State the number of lines with the string "abatidas" in them, and nothing else.

>> start Dataset content

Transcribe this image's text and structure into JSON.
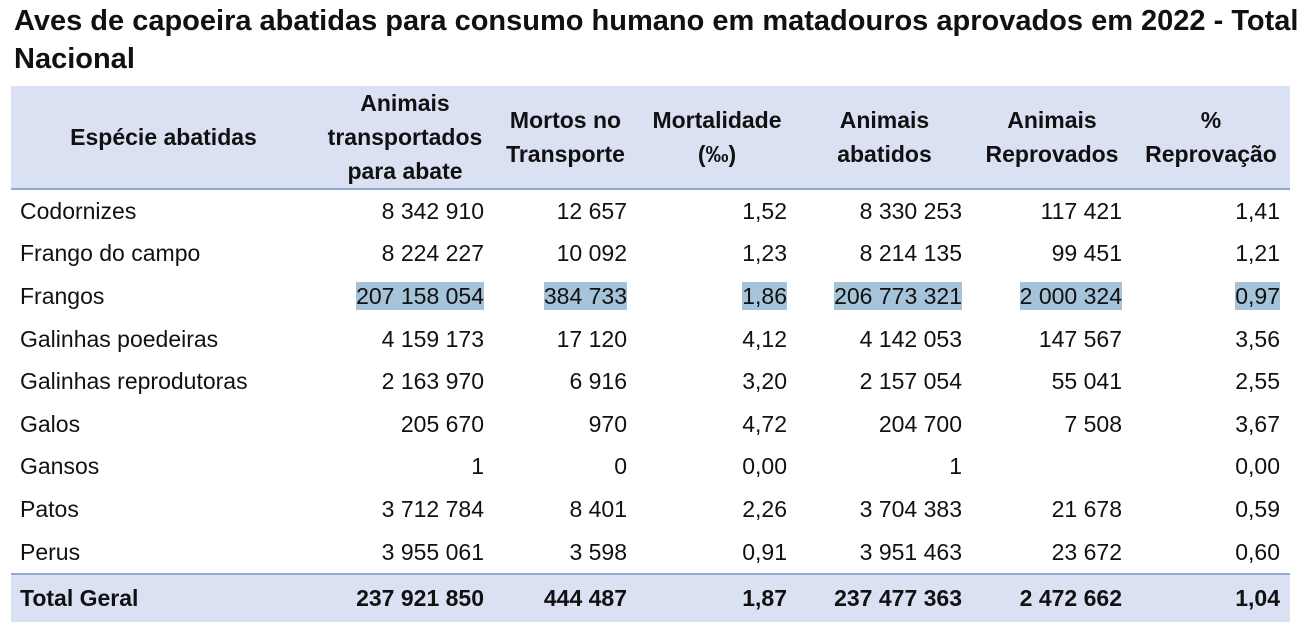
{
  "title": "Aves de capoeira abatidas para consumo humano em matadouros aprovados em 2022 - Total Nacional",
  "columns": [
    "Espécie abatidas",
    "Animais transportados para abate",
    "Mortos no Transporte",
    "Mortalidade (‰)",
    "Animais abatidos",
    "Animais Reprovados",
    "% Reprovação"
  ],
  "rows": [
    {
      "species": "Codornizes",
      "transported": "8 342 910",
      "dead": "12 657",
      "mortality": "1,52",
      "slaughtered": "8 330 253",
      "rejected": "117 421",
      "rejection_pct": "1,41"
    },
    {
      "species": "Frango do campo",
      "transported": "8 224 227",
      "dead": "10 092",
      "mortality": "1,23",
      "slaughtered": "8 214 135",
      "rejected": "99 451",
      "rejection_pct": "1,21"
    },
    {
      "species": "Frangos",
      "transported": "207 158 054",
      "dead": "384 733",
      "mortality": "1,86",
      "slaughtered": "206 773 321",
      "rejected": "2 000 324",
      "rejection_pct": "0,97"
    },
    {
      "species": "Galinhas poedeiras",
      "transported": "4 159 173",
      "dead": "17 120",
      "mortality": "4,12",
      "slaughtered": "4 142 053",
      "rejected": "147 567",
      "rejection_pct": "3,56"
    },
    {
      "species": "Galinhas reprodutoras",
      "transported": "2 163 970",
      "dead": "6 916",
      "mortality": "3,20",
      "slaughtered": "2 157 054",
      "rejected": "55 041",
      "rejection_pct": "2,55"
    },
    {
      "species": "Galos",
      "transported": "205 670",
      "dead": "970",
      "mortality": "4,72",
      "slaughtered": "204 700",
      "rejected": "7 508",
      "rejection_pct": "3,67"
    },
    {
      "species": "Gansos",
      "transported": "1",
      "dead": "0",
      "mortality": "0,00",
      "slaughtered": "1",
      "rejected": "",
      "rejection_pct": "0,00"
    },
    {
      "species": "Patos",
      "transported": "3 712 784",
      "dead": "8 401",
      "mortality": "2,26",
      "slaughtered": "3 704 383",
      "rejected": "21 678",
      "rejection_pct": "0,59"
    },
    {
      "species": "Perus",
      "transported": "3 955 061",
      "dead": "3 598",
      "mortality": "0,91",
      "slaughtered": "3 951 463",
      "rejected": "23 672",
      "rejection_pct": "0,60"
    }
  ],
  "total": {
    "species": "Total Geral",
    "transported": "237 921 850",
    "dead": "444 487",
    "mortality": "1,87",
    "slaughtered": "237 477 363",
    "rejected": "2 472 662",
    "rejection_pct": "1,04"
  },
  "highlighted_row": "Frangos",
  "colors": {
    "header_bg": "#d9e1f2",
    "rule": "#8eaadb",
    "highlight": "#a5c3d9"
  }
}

>> end Dataset content

__Exercise response__. 2